— Start of DATA TO USE —

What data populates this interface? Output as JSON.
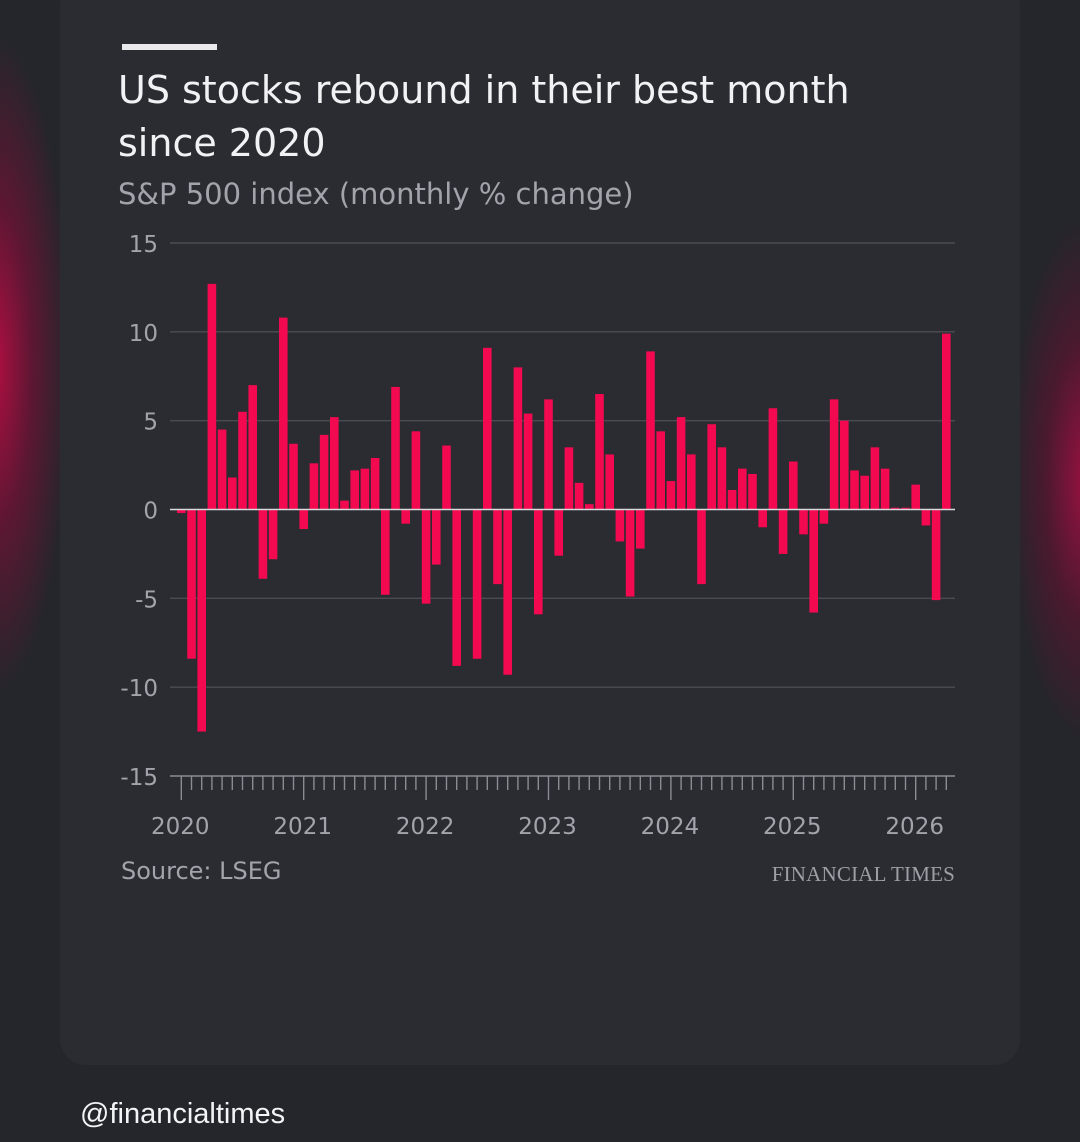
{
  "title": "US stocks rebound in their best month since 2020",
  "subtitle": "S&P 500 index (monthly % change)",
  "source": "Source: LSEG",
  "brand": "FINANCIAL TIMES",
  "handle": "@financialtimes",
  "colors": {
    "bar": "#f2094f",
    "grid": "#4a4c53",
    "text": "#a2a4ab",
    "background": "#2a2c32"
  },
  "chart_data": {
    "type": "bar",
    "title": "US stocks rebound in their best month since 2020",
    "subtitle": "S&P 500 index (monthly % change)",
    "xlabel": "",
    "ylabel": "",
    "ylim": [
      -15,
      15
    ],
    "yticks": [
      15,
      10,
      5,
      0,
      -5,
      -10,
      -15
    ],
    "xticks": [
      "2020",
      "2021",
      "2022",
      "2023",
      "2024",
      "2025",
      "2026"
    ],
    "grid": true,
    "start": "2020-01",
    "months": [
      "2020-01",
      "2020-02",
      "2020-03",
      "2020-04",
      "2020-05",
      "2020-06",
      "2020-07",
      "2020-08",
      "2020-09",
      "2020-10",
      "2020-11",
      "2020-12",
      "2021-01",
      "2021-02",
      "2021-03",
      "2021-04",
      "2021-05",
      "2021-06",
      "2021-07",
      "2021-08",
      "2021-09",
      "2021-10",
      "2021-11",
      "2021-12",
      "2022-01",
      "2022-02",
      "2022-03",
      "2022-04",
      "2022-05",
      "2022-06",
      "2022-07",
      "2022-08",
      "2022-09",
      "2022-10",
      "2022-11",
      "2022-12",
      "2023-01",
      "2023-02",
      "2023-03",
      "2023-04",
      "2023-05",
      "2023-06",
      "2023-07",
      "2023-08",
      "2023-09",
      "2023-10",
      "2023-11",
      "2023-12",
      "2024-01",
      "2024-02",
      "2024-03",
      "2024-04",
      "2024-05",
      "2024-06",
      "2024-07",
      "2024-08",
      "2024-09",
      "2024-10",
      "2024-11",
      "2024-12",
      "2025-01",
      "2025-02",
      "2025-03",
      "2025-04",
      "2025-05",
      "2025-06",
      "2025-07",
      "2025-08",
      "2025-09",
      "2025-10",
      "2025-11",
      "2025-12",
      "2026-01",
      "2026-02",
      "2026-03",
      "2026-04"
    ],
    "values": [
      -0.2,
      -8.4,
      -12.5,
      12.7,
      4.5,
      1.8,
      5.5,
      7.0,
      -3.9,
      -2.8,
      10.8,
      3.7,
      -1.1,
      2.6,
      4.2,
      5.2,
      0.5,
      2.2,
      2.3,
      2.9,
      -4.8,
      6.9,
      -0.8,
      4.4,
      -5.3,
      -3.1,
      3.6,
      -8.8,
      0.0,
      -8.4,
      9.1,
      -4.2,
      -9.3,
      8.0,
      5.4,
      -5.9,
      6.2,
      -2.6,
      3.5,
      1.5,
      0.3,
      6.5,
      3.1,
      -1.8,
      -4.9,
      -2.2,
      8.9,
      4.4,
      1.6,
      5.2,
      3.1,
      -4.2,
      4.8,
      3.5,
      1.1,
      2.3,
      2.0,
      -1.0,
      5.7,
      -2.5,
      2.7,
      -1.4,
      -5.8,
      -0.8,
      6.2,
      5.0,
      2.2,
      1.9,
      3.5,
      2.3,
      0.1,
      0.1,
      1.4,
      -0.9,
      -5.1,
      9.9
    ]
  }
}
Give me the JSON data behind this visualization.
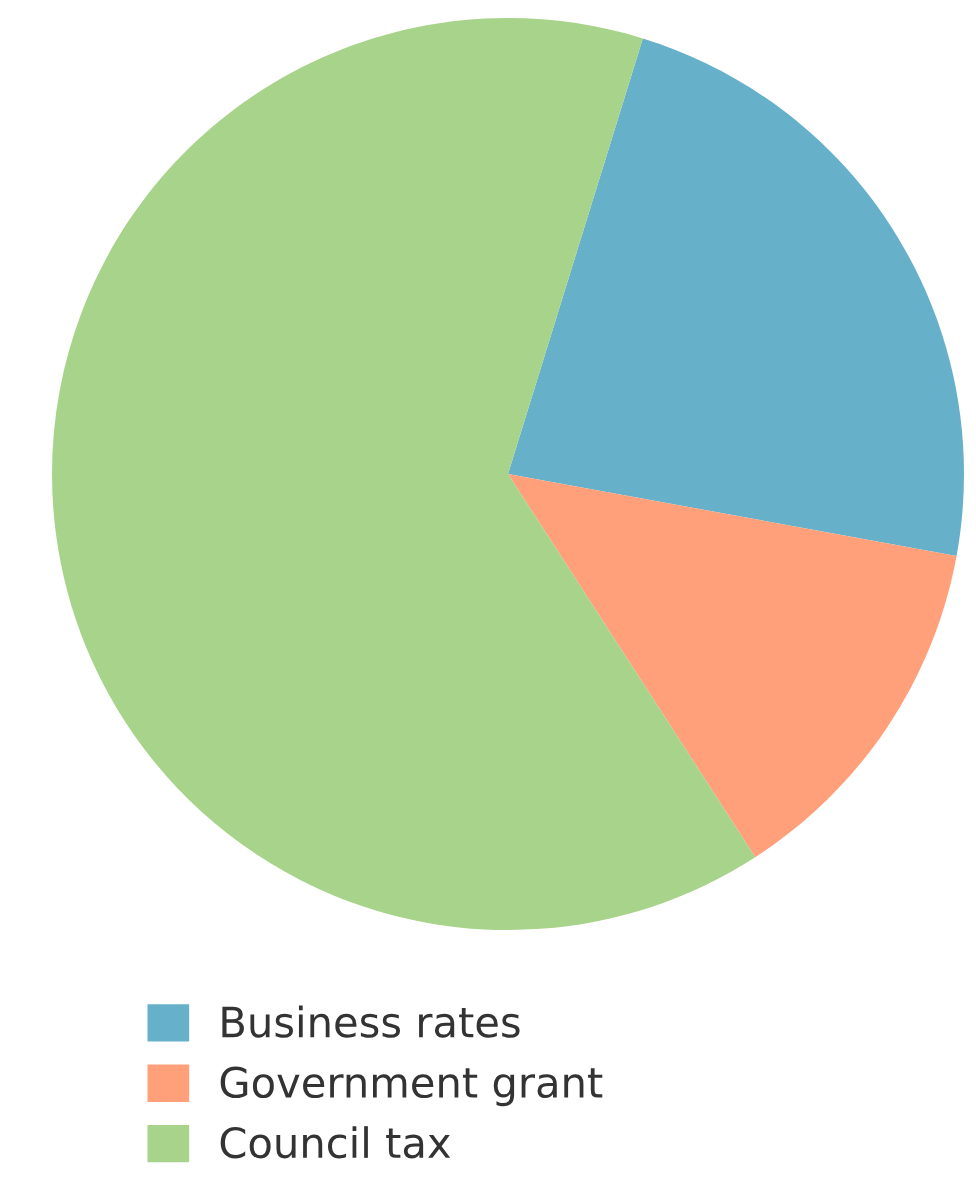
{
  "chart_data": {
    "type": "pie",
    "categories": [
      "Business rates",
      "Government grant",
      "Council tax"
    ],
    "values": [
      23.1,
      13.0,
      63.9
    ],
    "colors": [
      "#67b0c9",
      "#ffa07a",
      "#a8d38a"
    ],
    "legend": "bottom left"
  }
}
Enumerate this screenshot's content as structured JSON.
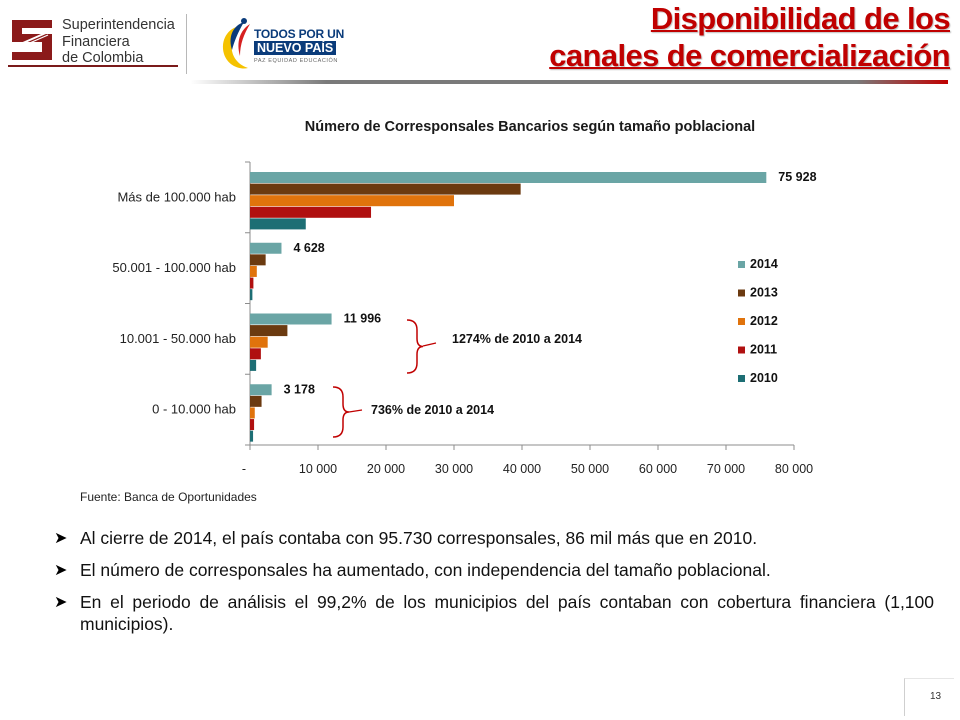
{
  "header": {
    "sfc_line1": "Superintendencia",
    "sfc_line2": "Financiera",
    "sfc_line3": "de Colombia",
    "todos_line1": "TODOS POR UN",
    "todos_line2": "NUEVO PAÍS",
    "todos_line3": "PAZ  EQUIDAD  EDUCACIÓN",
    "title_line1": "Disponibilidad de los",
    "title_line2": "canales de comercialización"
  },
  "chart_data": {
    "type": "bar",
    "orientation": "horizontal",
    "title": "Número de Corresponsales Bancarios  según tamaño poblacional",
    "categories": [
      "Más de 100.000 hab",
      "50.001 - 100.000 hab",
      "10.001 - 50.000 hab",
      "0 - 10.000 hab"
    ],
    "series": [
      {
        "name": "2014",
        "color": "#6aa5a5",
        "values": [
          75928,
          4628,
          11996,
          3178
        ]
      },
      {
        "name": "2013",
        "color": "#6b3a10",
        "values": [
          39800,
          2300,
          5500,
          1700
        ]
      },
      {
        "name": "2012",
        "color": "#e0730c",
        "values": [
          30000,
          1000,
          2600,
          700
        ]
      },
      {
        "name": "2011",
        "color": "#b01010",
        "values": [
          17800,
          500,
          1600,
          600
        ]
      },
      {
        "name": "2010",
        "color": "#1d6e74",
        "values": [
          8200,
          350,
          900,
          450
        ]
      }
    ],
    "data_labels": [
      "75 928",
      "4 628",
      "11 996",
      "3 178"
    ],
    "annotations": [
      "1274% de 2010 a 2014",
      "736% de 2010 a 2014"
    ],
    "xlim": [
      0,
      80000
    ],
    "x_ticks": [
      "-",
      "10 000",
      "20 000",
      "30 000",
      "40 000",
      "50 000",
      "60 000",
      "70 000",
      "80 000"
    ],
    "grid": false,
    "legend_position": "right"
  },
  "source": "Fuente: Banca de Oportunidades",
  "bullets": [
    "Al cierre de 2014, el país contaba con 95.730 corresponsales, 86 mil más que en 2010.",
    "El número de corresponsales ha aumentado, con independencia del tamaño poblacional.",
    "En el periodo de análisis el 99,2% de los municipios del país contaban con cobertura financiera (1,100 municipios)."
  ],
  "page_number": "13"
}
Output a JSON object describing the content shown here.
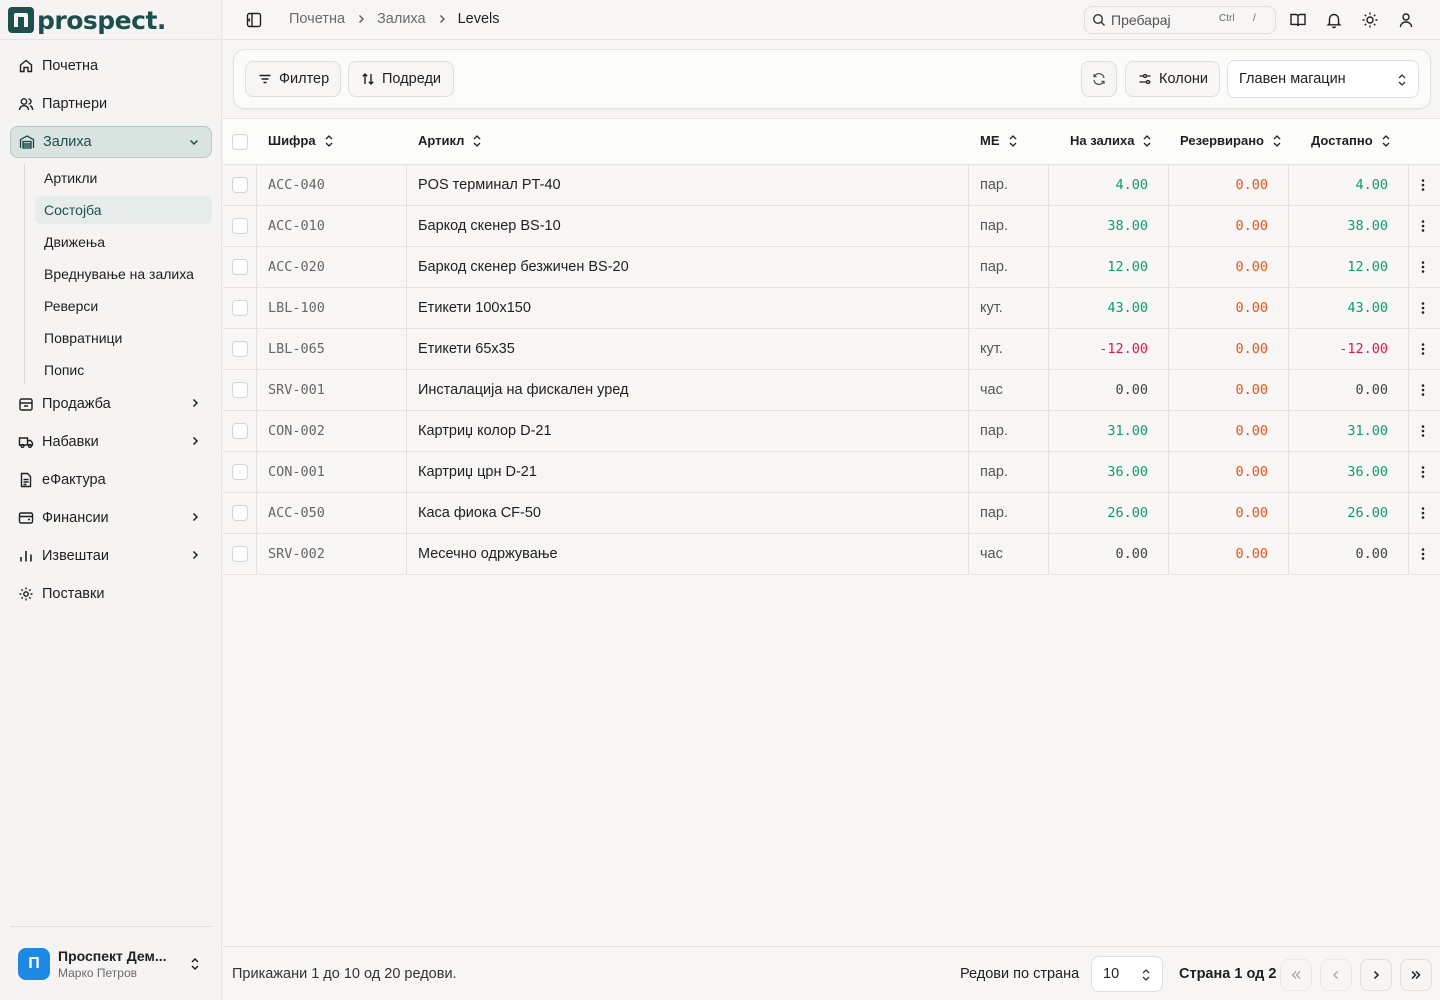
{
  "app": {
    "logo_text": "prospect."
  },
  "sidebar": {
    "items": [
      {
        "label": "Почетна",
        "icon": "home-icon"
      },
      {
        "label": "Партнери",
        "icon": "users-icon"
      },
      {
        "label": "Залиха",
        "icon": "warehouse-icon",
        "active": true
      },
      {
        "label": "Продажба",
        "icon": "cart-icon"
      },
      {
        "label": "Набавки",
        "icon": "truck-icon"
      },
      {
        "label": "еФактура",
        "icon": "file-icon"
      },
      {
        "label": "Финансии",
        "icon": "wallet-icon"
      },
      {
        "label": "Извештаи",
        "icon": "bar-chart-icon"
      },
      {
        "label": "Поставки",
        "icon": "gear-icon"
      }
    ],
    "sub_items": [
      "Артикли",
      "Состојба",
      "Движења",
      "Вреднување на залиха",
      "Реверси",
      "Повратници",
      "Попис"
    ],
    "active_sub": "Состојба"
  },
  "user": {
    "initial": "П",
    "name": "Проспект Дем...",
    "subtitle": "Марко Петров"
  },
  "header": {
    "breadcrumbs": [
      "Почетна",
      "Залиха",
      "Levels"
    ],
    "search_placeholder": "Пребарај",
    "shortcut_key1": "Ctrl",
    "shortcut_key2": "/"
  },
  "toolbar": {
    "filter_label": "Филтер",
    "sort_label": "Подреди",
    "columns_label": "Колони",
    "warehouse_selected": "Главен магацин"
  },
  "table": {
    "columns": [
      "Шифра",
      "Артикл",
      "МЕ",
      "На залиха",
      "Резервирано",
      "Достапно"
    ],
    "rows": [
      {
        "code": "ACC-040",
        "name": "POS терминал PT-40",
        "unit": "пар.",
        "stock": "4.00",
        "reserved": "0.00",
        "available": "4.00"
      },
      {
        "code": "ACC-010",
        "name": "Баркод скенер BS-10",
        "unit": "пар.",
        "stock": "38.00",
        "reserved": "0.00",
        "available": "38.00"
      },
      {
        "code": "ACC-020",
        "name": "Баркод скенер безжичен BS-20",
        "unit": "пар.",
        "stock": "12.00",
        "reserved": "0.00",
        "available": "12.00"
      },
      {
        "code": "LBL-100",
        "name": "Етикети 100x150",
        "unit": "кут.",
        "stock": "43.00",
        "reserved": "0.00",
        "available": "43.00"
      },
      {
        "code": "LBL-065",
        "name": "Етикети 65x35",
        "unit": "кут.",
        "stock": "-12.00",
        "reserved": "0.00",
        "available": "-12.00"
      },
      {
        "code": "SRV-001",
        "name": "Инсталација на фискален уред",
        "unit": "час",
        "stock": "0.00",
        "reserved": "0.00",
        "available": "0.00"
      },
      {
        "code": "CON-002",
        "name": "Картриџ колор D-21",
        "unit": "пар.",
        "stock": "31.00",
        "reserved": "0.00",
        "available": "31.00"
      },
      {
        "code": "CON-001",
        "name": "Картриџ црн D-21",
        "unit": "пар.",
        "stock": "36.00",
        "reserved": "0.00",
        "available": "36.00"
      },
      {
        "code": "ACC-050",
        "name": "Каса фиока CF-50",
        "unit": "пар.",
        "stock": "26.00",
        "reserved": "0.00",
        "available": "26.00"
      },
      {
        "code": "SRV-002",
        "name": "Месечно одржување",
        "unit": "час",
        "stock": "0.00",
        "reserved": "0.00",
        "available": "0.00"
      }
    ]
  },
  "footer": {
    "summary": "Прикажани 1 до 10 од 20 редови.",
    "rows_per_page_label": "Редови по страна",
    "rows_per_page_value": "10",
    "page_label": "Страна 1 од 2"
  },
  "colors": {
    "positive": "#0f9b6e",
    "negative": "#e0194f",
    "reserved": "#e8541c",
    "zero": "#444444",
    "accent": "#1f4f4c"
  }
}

— End of DATA TO USE —

### AIM OF THE TASK
Pull out every line of the entries that includes the word "Картриџ".

### FULL SOLUTION
        "name": "Картриџ колор D-21",
        "name": "Картриџ црн D-21",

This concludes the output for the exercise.